## Challenge
Exclude the pictures, then repeat the remaining data exactly.

## Task data

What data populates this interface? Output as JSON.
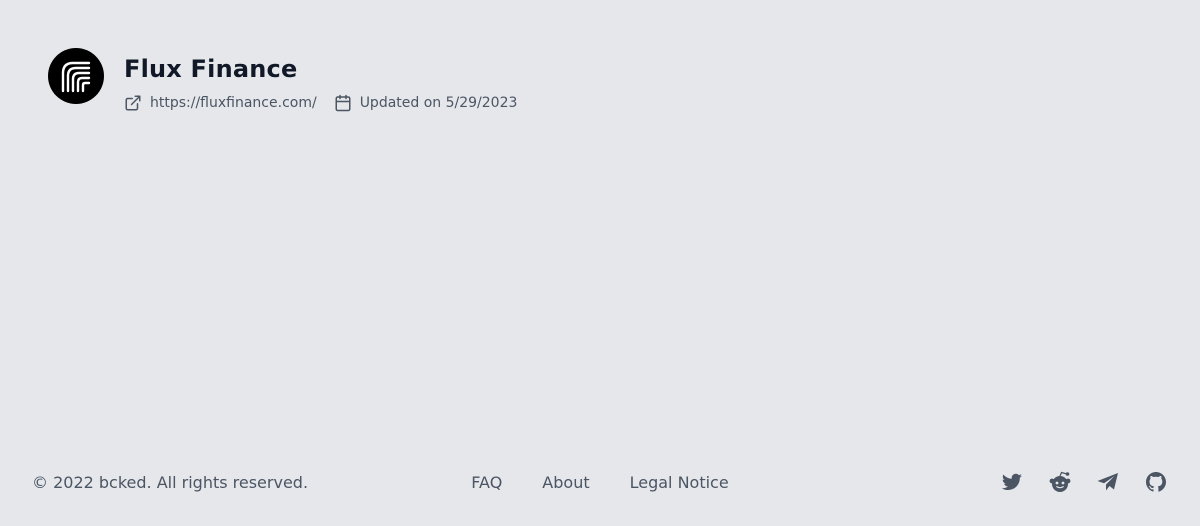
{
  "project": {
    "name": "Flux Finance",
    "url": "https://fluxfinance.com/",
    "updated": "Updated on 5/29/2023",
    "logo_icon": "flux-logo-icon"
  },
  "footer": {
    "copyright": "© 2022 bcked. All rights reserved.",
    "links": [
      "FAQ",
      "About",
      "Legal Notice"
    ],
    "social_icons": [
      "twitter-icon",
      "reddit-icon",
      "telegram-icon",
      "github-icon"
    ]
  },
  "colors": {
    "background": "#e5e7eb",
    "text_primary": "#111827",
    "text_secondary": "#4b5563",
    "logo_bg": "#000000"
  }
}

## Completed exercise
What data populates this interface? Output as JSON.
{
  "project": {
    "name": "Flux Finance",
    "url": "https://fluxfinance.com/",
    "updated": "Updated on 5/29/2023",
    "logo_icon": "flux-logo-icon"
  },
  "footer": {
    "copyright": "© 2022 bcked. All rights reserved.",
    "links": [
      "FAQ",
      "About",
      "Legal Notice"
    ],
    "social_icons": [
      "twitter-icon",
      "reddit-icon",
      "telegram-icon",
      "github-icon"
    ]
  },
  "colors": {
    "background": "#e5e7eb",
    "text_primary": "#111827",
    "text_secondary": "#4b5563",
    "logo_bg": "#000000"
  }
}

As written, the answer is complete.